|
Robert Roebuck, project manager for Santa Barbara's public works department, at the water desalination plant in Santa Barbara, Calif., Thursday, Feb. 26, 2015. Santa Barbara is preparing to restart a salt water desalination plant it constructed 20 years ago to address the city's water needs during an earlier severe drought. (Patrick Tehan/Bay Area News Group) |
California Cities Take Action
- While the Democrat legislature obsesses about importing more illegal aliens we see local cities taking real action to create brand new water.
SANTA BARBARA -- A mothballed desalination plant sits like a time capsule near Santa Barbara's main tourist beach, a relic of California's last drought to end all droughts.
With its control room filled with dot-matrix printers, floppy disks and obsolete computers, the padlocked Charles E. Meyer Desalination Facility represents this quintessential California coastal city's once-fleeting hope of quenching its thirst by tapping the ocean.
Now, 23 years after it closed, with the state entering the fourth year of its worst drought on record, Santa Barbara is preparing to reopen the plant, rekindling a debate that is spreading to communities up and down the coast: Is the state's water shortage now so dire that Californians should embrace desalination -- with its high economic costs and environmental risks -- as a critical element of a pricier water future?
The dilemma is the focus of the latest installment of this newspaper's ongoing series "A State of Drought."
"Desal is the last resort -- and we are at the last resort," said Bob Roebuck, Santa Barbara's project manager for the plan.
"Our reservoirs are going dry. Our wells are dropping. This is it."
By early June, the Santa Barbara City Council is expected to vote to spend roughly $40 million to modernize and restart the desalination facility, located in an industrial area between Highway 101 and Santa Barbara's landmark Stearns Wharf.

■ **Extracted data**:
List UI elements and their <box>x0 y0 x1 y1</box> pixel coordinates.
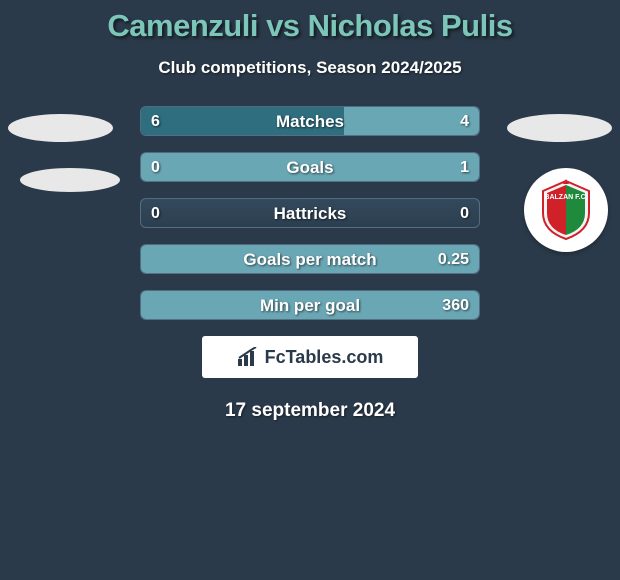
==
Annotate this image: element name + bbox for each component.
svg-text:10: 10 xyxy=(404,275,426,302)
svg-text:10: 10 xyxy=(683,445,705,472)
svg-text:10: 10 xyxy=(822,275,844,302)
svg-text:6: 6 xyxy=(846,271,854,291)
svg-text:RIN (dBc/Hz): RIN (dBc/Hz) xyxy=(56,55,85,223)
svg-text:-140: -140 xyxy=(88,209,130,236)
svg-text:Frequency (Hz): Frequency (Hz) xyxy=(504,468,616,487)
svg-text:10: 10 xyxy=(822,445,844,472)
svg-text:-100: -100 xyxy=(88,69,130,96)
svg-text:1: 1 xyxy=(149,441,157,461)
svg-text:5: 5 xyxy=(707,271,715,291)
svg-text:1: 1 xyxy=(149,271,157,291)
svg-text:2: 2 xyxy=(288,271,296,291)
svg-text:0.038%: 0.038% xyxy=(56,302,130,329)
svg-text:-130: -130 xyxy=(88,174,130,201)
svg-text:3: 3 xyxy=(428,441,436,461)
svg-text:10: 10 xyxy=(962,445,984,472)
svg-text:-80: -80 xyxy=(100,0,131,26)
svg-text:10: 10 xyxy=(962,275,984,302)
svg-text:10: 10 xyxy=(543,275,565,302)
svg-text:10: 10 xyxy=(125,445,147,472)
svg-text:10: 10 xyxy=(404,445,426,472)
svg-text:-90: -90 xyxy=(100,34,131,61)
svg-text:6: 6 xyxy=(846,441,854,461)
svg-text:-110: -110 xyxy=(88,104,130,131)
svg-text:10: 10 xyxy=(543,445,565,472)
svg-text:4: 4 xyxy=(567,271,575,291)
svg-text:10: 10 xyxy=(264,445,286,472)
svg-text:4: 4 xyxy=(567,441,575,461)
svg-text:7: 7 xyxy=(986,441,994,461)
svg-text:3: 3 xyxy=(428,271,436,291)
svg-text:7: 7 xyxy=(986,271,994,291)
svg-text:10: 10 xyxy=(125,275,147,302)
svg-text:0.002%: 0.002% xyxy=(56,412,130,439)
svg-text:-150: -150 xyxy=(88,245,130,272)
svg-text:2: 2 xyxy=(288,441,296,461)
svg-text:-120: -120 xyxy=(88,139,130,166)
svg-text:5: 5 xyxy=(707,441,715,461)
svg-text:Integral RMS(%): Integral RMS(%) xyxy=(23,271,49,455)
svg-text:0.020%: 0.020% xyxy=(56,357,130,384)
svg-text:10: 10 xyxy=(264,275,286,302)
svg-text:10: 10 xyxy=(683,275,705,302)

■ **Task goal**:
Continue the passage on Santa Barbara's plan to restart its desalination plant, picking up after its final sentence.

■ **Task output**:
The plant cost $34 million to build during California's last major drought in the late 1980s and early 1990s. But shortly after it opened in 1992, drenching rains returned. And because the water was so expensive to produce, the city shut down the plant three months later and sold its filters to Saudi Arabia. It has sat, closed, ever since.
A $1 billion plant in Carlsbad, north of San Diego, is set to open this fall. It will be the largest in North America and will supply 50 million gallons a day -- 7 percent of San Diego County's water supply.
The town of Cambria, 10 miles south of Hearst Castle on the San Luis Obispo County coast, began operating a small emergency $9.5 million desalination plant in November to keep it from running out of water. And officials in Monterey County this year drilled a 250-foot-deep test well at a remote beach in Marina as part of a plan to build a $320 million desalination plant to serve 100,000 residents of Monterey, Carmel and other surrounding towns by 2019.
The project still needs final approval from the state Coastal Commission and other agencies. It is proposed to replace water that state regulators ruled 20 years ago the Monterey Peninsula's water supplier, California American Water Co., has been taking from the Carmel River without proper rights.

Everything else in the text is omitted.